[Material for this task]:
START
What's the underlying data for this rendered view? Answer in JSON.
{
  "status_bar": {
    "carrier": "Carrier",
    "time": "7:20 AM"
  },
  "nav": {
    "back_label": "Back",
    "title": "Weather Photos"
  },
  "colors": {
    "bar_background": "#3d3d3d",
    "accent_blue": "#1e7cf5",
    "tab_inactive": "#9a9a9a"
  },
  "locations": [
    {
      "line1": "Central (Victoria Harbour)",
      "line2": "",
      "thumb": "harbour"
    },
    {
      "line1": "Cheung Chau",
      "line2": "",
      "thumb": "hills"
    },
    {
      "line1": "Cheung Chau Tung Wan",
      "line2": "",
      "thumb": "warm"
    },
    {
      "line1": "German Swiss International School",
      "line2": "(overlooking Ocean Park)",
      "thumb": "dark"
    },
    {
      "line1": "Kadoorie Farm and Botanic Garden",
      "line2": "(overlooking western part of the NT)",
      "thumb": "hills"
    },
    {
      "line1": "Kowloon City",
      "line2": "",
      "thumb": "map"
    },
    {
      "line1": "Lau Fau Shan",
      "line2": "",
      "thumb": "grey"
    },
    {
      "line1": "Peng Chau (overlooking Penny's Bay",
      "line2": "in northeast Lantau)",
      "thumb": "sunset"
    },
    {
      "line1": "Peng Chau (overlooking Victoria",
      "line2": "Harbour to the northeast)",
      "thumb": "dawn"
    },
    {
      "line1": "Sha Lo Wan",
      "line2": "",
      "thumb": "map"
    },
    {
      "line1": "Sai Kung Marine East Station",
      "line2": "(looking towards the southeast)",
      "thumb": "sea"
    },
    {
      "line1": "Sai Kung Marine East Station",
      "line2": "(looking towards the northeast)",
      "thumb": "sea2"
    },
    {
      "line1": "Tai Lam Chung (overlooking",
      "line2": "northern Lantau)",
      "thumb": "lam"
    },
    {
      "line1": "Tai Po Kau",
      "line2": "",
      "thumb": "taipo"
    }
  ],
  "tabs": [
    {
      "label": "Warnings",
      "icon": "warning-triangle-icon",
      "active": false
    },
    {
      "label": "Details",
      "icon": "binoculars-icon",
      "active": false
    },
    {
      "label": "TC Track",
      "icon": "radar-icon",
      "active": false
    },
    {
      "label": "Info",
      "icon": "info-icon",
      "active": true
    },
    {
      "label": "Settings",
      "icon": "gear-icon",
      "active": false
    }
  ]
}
END
[Exercise prompt]: Write out each line of the data that holds the string "northeast".

[Correct response]:
      "line2": "in northeast Lantau)",
      "line2": "Harbour to the northeast)",
      "line2": "(looking towards the northeast)",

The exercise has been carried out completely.